Data records

-- START --

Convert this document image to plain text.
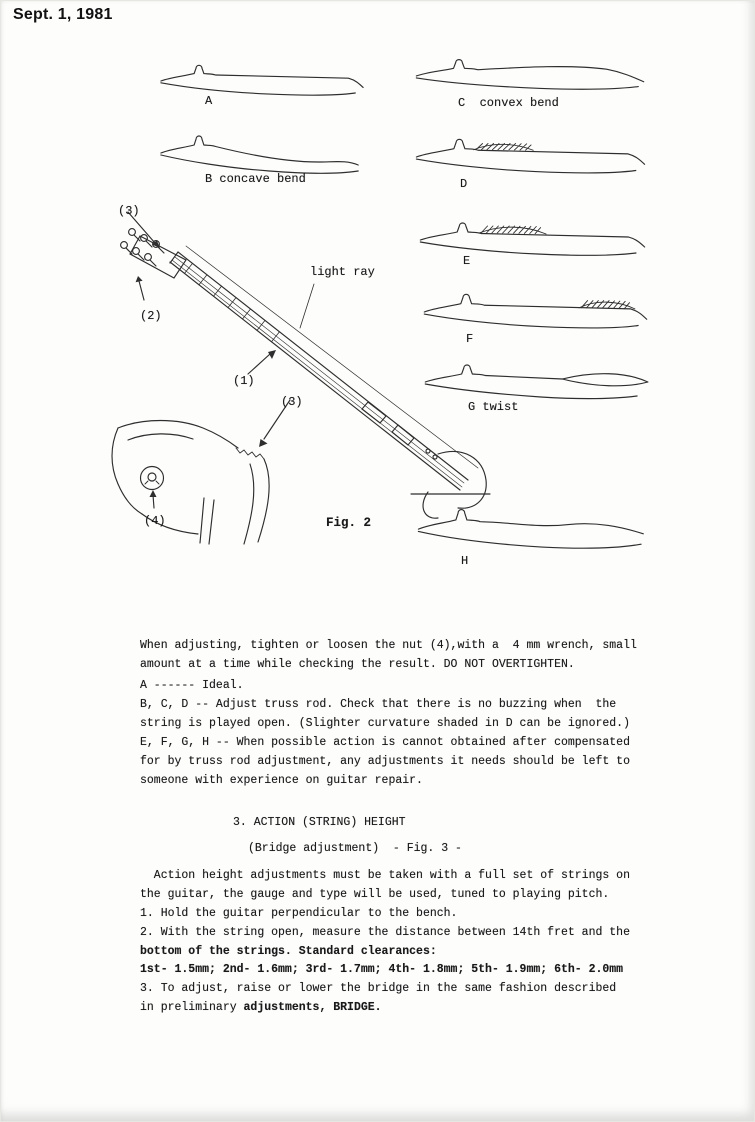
Sept. 1, 1981
A	C  convex bend
B concave bend	D
E
F
G twist
H
(3)
(2)
light ray
(1)
(3)
(4)	Fig. 2
When adjusting, tighten or loosen the nut (4),with a  4 mm wrench, small
amount at a time while checking the result. DO NOT OVERTIGHTEN.
A ------ Ideal.
B, C, D -- Adjust truss rod. Check that there is no buzzing when  the
string is played open. (Slighter curvature shaded in D can be ignored.)
E, F, G, H -- When possible action is cannot obtained after compensated
for by truss rod adjustment, any adjustments it needs should be left to
someone with experience on guitar repair.
3. ACTION (STRING) HEIGHT
(Bridge adjustment)  - Fig. 3 -
Action height adjustments must be taken with a full set of strings on
the guitar, the gauge and type will be used, tuned to playing pitch.
1. Hold the guitar perpendicular to the bench.
2. With the string open, measure the distance between 14th fret and the
bottom of the strings. Standard clearances:
1st- 1.5mm; 2nd- 1.6mm; 3rd- 1.7mm; 4th- 1.8mm; 5th- 1.9mm; 6th- 2.0mm
3. To adjust, raise or lower the bridge in the same fashion described
in preliminary adjustments, BRIDGE.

-- END --

Job: Where a line of the material above holds the string "guitar", copy that line.

Exercise response:
someone with experience on guitar repair.
the guitar, the gauge and type will be used, tuned to playing pitch.
1. Hold the guitar perpendicular to the bench.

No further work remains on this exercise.